**Actions to take:**
1. In the IoT overview, reproduce the passage from "3 – The edge." up to and including "called fog computing.", substituting "edge computing" for "fog computing".
2. Translate this sentence from the IoT overview into Spanish: "Sensors are a powerful extension of our own senses."
3. In the IoT overview, which problem with IoT is listed as number three?

**Page excerpt:**
1 - The things, devices, sensors and controllers. Low power, small, compute strong, sensitive, ubiquitous
2 – connectivity. The hop. Bluetooth, Wi-Fi, hubs, etc.
3 – The edge. Local processing and analysis for faster reaction time that can not cycle up to the cloud and back in time. The fly by wire car is the best example. Also, called fog computing.
4 – data accumulation – where does the data go, cloud, NAS, SAN, public / private models, hybrids, elastic capacity
5 – Data abstraction – your data, my data, cohorts of data, control, access, security of the stored asset, backup recovery, retention policies
6 – the application layer, trending, categorization, classification, machine learning, decision automation, control commands
7 – Collaboration and processes – integration with business processes, transactions, other systems integration across the enterprise, etc.
Here is a view of what kinds of things IoT sensors can sense.
Light, movement, power, flow, force, position, temperature, moisture, sound, chemicals.
Sensors are a powerful extension of our own senses.
Coupled with data and pattern analysis, we can learn deep things from small sources.
Did you know a motion detector (like a fitbit) can tell if you are depressed?
What are the problems with IoT?
Here are some
#1 security
More vulnerability
More data in flight
More loss of privacy
#2 automation accidents
#3 data volume
#4 ethical stumbles
So lets talk a little about the rise of AI as it relates to IoT.

**Data for review:**
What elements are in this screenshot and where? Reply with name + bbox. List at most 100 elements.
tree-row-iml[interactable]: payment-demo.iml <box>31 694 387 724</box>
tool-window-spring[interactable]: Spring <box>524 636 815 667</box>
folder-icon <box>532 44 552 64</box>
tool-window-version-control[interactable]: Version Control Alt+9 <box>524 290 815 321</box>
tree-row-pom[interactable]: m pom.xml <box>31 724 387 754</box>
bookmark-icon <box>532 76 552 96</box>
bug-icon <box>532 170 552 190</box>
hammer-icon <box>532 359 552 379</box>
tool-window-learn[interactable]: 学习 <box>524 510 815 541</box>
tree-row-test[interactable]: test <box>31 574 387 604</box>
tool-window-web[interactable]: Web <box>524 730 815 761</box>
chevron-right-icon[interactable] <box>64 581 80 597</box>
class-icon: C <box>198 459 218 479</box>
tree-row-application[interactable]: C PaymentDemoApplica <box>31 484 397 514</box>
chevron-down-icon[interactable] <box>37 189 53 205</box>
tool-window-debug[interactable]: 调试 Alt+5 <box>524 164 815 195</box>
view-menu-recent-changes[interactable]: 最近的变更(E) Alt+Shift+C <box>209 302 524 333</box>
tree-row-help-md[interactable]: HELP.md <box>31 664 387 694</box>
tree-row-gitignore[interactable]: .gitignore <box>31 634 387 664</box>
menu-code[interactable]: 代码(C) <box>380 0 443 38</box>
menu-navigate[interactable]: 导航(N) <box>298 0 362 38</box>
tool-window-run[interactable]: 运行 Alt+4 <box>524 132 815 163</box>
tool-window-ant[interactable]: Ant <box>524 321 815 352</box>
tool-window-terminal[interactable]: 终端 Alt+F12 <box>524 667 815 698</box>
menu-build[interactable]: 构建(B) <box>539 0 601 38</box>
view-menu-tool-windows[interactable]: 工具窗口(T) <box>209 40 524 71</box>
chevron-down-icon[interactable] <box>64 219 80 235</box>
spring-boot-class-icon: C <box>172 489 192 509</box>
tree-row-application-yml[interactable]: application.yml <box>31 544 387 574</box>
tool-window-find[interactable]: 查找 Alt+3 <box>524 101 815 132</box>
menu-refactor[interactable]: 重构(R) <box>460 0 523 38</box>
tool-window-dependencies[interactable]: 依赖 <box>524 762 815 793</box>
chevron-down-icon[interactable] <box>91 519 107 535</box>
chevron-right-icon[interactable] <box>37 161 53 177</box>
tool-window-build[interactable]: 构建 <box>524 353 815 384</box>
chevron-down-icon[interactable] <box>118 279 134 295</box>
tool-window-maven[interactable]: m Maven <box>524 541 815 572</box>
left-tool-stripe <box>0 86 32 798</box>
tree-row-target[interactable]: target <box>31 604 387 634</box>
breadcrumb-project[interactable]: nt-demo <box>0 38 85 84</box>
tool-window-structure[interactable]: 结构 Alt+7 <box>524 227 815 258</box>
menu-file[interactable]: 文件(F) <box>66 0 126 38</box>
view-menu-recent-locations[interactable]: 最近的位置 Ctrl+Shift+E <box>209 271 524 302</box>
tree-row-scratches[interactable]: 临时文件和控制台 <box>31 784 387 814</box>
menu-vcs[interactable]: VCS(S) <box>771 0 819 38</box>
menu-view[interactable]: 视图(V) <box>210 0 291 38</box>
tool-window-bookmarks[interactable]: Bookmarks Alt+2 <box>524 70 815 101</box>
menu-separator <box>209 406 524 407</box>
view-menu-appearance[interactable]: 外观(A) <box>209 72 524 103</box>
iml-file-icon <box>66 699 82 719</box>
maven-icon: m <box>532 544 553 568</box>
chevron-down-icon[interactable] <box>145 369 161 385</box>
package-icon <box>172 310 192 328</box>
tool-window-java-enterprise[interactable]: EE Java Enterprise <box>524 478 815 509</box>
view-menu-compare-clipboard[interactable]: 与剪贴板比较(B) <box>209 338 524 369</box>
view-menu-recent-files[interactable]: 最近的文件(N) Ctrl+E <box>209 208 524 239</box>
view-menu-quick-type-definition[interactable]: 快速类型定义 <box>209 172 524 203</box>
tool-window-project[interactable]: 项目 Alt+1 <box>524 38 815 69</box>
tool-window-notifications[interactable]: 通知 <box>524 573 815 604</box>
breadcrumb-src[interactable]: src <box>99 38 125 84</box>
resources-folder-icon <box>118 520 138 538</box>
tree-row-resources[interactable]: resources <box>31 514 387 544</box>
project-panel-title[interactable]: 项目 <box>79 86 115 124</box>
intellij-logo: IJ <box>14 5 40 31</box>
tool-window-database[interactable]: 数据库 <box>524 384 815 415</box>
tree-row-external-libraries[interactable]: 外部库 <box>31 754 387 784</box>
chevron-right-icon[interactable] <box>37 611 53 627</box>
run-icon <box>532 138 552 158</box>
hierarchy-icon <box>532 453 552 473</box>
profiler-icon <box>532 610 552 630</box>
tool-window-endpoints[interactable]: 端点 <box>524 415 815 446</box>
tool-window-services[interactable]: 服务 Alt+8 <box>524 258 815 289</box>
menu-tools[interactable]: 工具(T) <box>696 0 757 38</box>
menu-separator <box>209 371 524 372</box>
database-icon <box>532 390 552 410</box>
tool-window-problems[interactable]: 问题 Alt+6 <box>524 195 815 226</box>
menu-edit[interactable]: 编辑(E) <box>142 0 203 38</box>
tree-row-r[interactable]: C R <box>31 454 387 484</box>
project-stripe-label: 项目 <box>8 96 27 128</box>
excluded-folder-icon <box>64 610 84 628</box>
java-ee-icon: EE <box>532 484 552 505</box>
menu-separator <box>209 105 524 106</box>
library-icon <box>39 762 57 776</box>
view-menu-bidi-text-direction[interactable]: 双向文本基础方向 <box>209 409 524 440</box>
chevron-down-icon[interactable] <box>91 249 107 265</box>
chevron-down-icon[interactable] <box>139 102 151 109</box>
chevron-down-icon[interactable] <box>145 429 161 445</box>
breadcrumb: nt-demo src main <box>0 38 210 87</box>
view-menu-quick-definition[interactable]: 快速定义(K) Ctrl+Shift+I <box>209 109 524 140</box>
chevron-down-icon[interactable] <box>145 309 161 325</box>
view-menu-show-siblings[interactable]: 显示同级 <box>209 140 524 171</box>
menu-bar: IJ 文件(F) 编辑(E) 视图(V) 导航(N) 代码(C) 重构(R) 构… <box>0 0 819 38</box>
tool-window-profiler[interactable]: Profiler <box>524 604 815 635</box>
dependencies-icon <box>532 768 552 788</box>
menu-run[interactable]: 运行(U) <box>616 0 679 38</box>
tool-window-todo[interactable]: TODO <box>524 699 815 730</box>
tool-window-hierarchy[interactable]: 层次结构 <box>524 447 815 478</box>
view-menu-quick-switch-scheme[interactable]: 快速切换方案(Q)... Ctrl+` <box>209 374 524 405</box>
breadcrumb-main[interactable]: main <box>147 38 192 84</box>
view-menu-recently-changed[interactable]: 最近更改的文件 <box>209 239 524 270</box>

**Solutions to each task:**
1.
3 – The edge. Local processing and analysis for faster reaction time that can not cycle up to the cloud and back in time. The fly by wire car is the best example. Also, called edge computing.

2. Los sensores son una poderosa extensión de nuestros propios sentidos.

3. Data volume.